What the task requires - Extract the lines below, starting at the first one and ending at the line that contains "708, 841, 1039]", both included, and reproduce them exactly.

++++++++++

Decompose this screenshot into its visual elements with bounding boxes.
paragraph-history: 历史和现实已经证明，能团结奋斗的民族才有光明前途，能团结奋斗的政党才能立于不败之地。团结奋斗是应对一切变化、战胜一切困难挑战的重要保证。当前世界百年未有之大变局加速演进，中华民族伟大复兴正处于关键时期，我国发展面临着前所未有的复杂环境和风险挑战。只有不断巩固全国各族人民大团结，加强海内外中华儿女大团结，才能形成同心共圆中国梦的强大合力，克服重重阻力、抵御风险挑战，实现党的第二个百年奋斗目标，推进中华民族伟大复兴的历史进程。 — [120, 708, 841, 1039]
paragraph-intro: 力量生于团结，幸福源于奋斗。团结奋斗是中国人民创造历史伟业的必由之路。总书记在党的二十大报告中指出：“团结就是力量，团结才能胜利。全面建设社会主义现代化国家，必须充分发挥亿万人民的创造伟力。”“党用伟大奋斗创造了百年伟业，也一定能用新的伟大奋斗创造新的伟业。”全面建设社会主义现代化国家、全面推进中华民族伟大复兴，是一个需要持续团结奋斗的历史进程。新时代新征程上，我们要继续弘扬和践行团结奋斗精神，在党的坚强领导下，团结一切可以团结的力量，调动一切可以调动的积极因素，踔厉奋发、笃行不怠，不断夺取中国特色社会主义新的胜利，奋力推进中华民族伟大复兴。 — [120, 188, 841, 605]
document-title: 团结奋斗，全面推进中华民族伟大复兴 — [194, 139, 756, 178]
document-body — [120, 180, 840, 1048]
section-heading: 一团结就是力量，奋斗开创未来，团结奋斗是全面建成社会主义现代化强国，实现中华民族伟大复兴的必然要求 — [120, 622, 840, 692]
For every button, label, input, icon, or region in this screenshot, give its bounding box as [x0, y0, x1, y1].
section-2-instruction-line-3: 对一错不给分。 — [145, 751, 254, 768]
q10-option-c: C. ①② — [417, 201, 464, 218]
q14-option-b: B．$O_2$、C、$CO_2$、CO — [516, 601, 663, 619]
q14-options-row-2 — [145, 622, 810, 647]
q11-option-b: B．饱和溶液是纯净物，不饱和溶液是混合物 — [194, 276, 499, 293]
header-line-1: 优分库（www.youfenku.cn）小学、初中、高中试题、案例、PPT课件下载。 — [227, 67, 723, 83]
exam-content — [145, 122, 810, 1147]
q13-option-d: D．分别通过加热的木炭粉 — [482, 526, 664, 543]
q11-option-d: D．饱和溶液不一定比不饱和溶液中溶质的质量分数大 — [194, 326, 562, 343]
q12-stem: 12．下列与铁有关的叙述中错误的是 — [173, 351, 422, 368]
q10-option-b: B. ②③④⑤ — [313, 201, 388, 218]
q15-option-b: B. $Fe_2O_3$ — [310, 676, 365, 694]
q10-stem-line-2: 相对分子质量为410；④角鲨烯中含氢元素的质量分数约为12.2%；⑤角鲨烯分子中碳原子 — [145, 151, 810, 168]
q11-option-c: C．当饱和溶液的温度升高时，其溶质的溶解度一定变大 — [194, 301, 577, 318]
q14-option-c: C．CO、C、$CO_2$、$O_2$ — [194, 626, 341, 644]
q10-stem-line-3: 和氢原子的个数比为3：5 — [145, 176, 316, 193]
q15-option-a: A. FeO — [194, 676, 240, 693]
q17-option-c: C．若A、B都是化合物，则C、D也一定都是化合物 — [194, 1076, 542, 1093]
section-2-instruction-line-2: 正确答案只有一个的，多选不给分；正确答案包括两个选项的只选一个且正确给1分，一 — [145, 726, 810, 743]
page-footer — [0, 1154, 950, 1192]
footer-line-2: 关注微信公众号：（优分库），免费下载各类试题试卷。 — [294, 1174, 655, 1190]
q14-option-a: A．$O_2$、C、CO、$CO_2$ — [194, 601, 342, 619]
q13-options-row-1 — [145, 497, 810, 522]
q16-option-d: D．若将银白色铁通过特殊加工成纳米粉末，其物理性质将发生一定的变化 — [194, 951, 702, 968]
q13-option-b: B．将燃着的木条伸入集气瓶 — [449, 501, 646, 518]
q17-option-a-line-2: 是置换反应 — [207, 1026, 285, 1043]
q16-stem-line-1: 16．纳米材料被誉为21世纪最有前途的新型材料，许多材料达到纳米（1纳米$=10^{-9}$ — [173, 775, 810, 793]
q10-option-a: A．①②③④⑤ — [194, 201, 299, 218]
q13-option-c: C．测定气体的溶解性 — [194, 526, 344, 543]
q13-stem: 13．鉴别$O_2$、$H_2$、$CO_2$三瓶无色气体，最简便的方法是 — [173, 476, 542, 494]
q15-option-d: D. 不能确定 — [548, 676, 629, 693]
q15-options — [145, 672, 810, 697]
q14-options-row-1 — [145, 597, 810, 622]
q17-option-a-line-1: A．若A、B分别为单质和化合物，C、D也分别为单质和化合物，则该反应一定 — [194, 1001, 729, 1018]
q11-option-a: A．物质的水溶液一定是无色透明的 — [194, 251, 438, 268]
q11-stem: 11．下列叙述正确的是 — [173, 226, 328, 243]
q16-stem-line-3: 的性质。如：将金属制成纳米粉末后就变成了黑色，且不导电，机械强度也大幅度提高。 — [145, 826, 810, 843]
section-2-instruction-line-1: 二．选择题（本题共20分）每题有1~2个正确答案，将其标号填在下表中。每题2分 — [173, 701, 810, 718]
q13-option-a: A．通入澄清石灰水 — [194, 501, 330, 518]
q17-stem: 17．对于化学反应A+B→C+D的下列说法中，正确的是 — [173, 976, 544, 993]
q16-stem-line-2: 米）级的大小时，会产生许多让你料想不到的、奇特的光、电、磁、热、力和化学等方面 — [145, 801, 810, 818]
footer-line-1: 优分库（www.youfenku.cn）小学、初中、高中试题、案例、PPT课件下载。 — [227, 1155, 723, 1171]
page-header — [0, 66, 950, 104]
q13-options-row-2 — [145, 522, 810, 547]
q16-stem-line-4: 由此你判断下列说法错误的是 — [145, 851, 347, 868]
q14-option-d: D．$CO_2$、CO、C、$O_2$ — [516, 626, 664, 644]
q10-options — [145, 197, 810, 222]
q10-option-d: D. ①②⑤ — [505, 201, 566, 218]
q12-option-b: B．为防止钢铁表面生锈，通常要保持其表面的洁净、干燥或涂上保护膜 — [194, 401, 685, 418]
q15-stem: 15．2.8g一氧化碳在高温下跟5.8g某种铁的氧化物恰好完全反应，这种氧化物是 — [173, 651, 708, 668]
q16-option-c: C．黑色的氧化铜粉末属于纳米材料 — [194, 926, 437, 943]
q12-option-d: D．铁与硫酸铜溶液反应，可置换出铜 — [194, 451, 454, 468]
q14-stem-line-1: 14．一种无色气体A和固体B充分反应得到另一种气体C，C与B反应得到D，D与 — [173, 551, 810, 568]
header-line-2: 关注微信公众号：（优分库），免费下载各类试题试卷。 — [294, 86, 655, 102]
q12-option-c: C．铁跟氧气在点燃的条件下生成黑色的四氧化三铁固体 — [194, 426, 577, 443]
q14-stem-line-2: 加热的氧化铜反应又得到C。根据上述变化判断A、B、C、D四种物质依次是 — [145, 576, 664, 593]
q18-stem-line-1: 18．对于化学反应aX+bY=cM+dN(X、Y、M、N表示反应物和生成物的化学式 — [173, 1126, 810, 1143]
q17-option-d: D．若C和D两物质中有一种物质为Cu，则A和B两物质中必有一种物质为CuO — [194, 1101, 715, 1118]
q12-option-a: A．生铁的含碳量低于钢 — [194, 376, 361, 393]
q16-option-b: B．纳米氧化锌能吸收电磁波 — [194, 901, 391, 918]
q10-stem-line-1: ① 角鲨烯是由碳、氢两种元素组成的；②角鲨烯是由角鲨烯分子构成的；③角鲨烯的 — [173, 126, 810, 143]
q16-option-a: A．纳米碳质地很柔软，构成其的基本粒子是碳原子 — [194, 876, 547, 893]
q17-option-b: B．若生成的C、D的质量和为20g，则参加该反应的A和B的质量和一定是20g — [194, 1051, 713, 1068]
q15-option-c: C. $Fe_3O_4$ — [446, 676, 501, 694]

++++++++++

Written response -
Decompose this screenshot into its visual elements with bounding boxes.
paragraph-history: 历史和现实已经证明，能团结奋斗的民族才有光明前途，能团结奋斗的政党才能立于不败之地。团结奋斗是应对一切变化、战胜一切困难挑战的重要保证。当前世界百年未有之大变局加速演进，中华民族伟大复兴正处于关键时期，我国发展面临着前所未有的复杂环境和风险挑战。只有不断巩固全国各族人民大团结，加强海内外中华儿女大团结，才能形成同心共圆中国梦的强大合力，克服重重阻力、抵御风险挑战，实现党的第二个百年奋斗目标，推进中华民族伟大复兴的历史进程。 — [120, 708, 841, 1039]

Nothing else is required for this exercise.